*OBJECTIVE*:
Going through the material below, please gather all lines with the word "yoki" in them.

*RECORDS FOR PROCESSING*:
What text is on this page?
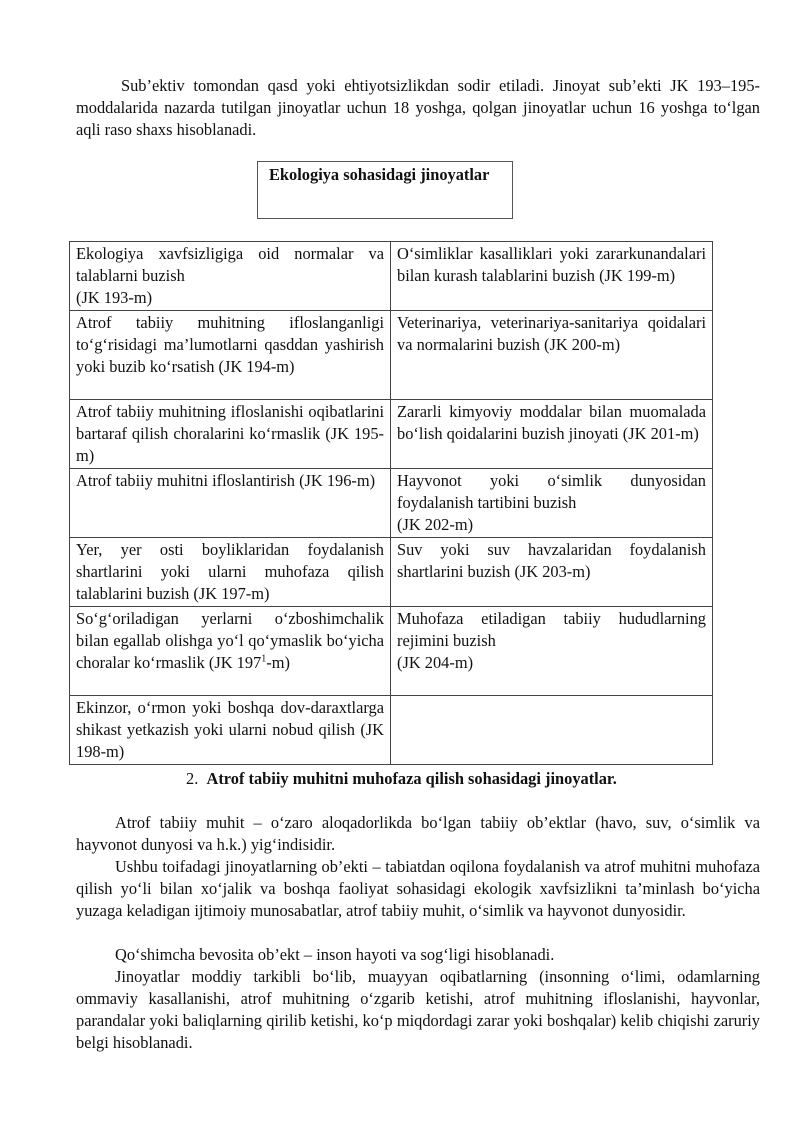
Sub’ektiv tomondan qasd yoki ehtiyotsizlikdan sodir etiladi. Jinoyat sub’ekti JK 193–195-moddalarida nazarda tutilgan jinoyatlar uchun 18 yoshga, qolgan jinoyatlar uchun 16 yoshga to‘lgan aqli raso shaxs hisoblanadi.

Ekologiya sohasidagi jinoyatlar
Ekologiya xavfsizligiga oid normalar va talablarni buzish
(JK 193-m)	O‘simliklar kasalliklari yoki zararkunandalari bilan kurash talablarini buzish (JK 199-m)
Atrof tabiiy muhitning ifloslanganligi to‘g‘risidagi ma’lumotlarni qasddan yashirish yoki buzib ko‘rsatish (JK 194-m)	Veterinariya, veterinariya-sanitariya qoidalari va normalarini buzish (JK 200-m)
Atrof tabiiy muhitning ifloslanishi oqibatlarini bartaraf qilish choralarini ko‘rmaslik (JK 195-m)	Zararli kimyoviy moddalar bilan muomalada bo‘lish qoidalarini buzish jinoyati (JK 201-m)
Atrof tabiiy muhitni ifloslantirish (JK 196-m)	Hayvonot yoki o‘simlik dunyosidan foydalanish tartibini buzish
(JK 202-m)
Yer, yer osti boyliklaridan foydalanish shartlarini yoki ularni muhofaza qilish talablarini buzish (JK 197-m)	Suv yoki suv havzalaridan foydalanish shartlarini buzish (JK 203-m)
So‘g‘oriladigan yerlarni o‘zboshimchalik bilan egallab olishga yo‘l qo‘ymaslik bo‘yicha choralar ko‘rmaslik (JK $197^1-m$)	Muhofaza etiladigan tabiiy hududlarning rejimini buzish
(JK 204-m)
Ekinzor, o‘rmon yoki boshqa dov-daraxtlarga shikast yetkazish yoki ularni nobud qilish (JK 198-m)	
2. Atrof tabiiy muhitni muhofaza qilish sohasidagi jinoyatlar.

Atrof tabiiy muhit – o‘zaro aloqadorlikda bo‘lgan tabiiy ob’ektlar (havo, suv, o‘simlik va hayvonot dunyosi va h.k.) yig‘indisidir.

Ushbu toifadagi jinoyatlarning ob’ekti – tabiatdan oqilona foydalanish va atrof muhitni muhofaza qilish yo‘li bilan xo‘jalik va boshqa faoliyat sohasidagi ekologik xavfsizlikni ta’minlash bo‘yicha yuzaga keladigan ijtimoiy munosabatlar, atrof tabiiy muhit, o‘simlik va hayvonot dunyosidir.

Qo‘shimcha bevosita ob’ekt – inson hayoti va sog‘ligi hisoblanadi.

Jinoyatlar moddiy tarkibli bo‘lib, muayyan oqibatlarning (insonning o‘limi, odamlarning ommaviy kasallanishi, atrof muhitning o‘zgarib ketishi, atrof muhitning ifloslanishi, hayvonlar, parandalar yoki baliqlarning qirilib ketishi, ko‘p miqdordagi zarar yoki boshqalar) kelib chiqishi zaruriy belgi hisoblanadi.
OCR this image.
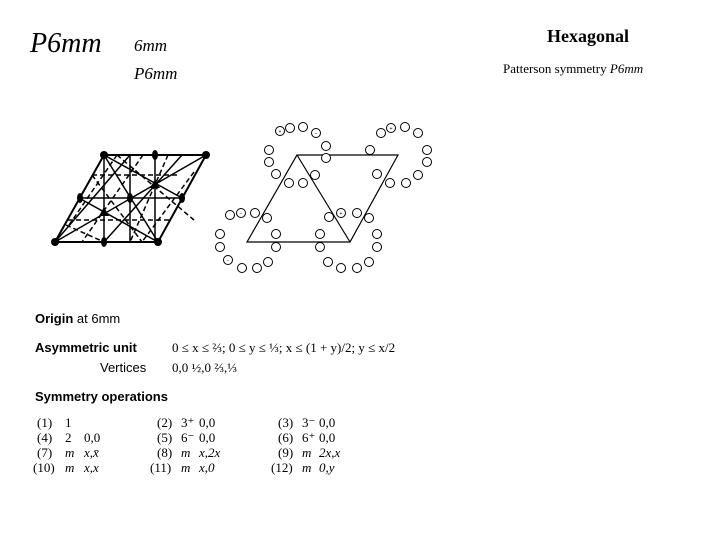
P6mm 6mm
P6mm
Hexagonal
Patterson symmetry P6mm
+	−
+
−	+
−
Origin at 6mm
Asymmetric unit	0 ≤ x ≤ ⅔; 0 ≤ y ≤ ⅓; x ≤ (1 + y)/2; y ≤ x/2
Vertices 0,0 ½,0 ⅔,⅓
Symmetry operations
(1) 1	(2) 3⁺ 0,0	(3) 3⁻ 0,0
(4) 2 0,0	(5) 6⁻ 0,0	(6) 6⁺ 0,0
(7) m x,x̄	(8) m x,2x	(9) m 2x,x
(10) m x,x	(11) m x,0	(12) m 0,y
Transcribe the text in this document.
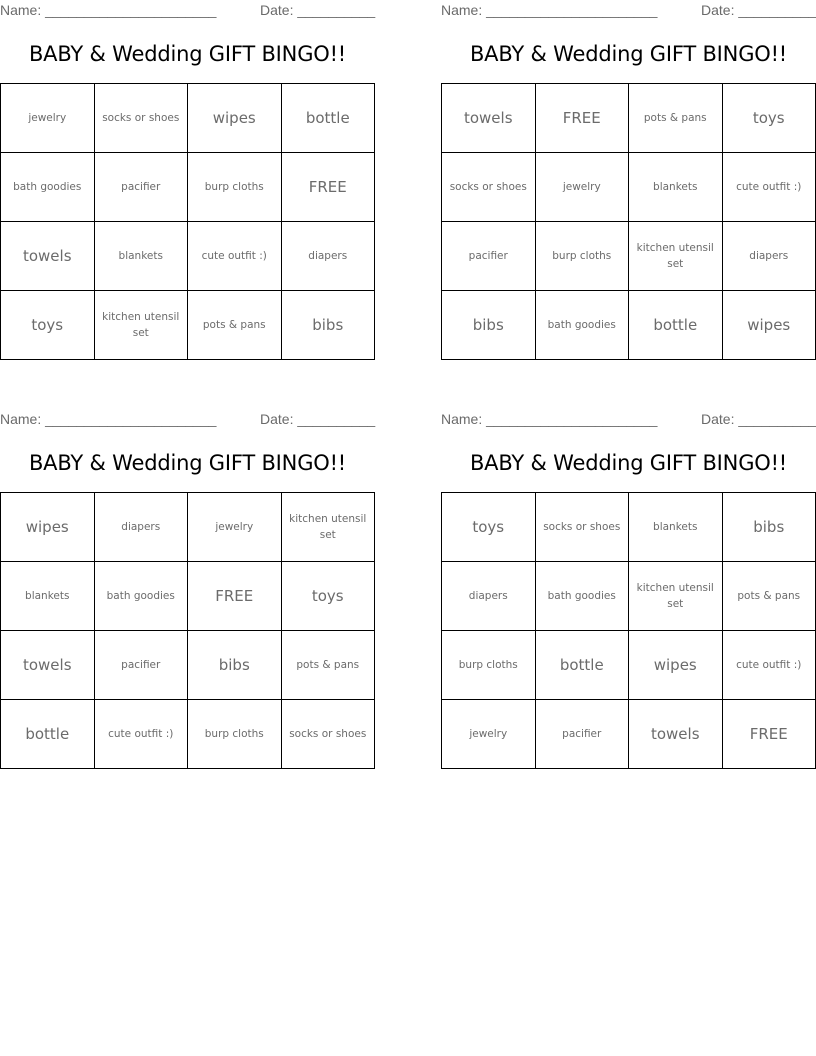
Name: ______________________	Date: __________
BABY & Wedding GIFT BINGO!!
jewelry	socks or shoes	wipes	bottle
bath goodies	pacifier	burp cloths	FREE
towels	blankets	cute outfit :)	diapers
toys	kitchen utensil set	pots & pans	bibs
Name: ______________________	Date: __________
BABY & Wedding GIFT BINGO!!
towels	FREE	pots & pans	toys
socks or shoes	jewelry	blankets	cute outfit :)
pacifier	burp cloths	kitchen utensil set	diapers
bibs	bath goodies	bottle	wipes
Name: ______________________	Date: __________
BABY & Wedding GIFT BINGO!!
wipes	diapers	jewelry	kitchen utensil set
blankets	bath goodies	FREE	toys
towels	pacifier	bibs	pots & pans
bottle	cute outfit :)	burp cloths	socks or shoes
Name: ______________________	Date: __________
BABY & Wedding GIFT BINGO!!
toys	socks or shoes	blankets	bibs
diapers	bath goodies	kitchen utensil set	pots & pans
burp cloths	bottle	wipes	cute outfit :)
jewelry	pacifier	towels	FREE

*OUTPUT*:
Sub’ektiv tomondan qasd yoki ehtiyotsizlikdan sodir etiladi. Jinoyat sub’ekti JK 193–195-moddalarida nazarda tutilgan jinoyatlar uchun 18 yoshga, qolgan jinoyatlar uchun 16 yoshga to‘lgan aqli raso shaxs hisoblanadi.
(JK 193-m)	O‘simliklar kasalliklari yoki zararkunandalari bilan kurash talablarini buzish (JK 199-m)
Atrof tabiiy muhitning ifloslanganligi to‘g‘risidagi ma’lumotlarni qasddan yashirish yoki buzib ko‘rsatish (JK 194-m)	Veterinariya, veterinariya-sanitariya qoidalari va normalarini buzish (JK 200-m)
Atrof tabiiy muhitni ifloslantirish (JK 196-m)	Hayvonot yoki o‘simlik dunyosidan foydalanish tartibini buzish
Yer, yer osti boyliklaridan foydalanish shartlarini yoki ularni muhofaza qilish talablarini buzish (JK 197-m)	Suv yoki suv havzalaridan foydalanish shartlarini buzish (JK 203-m)
Ekinzor, o‘rmon yoki boshqa dov-daraxtlarga shikast yetkazish yoki ularni nobud qilish (JK 198-m)	
Jinoyatlar moddiy tarkibli bo‘lib, muayyan oqibatlarning (insonning o‘limi, odamlarning ommaviy kasallanishi, atrof muhitning o‘zgarib ketishi, atrof muhitning ifloslanishi, hayvonlar, parandalar yoki baliqlarning qirilib ketishi, ko‘p miqdordagi zarar yoki boshqalar) kelib chiqishi zaruriy belgi hisoblanadi.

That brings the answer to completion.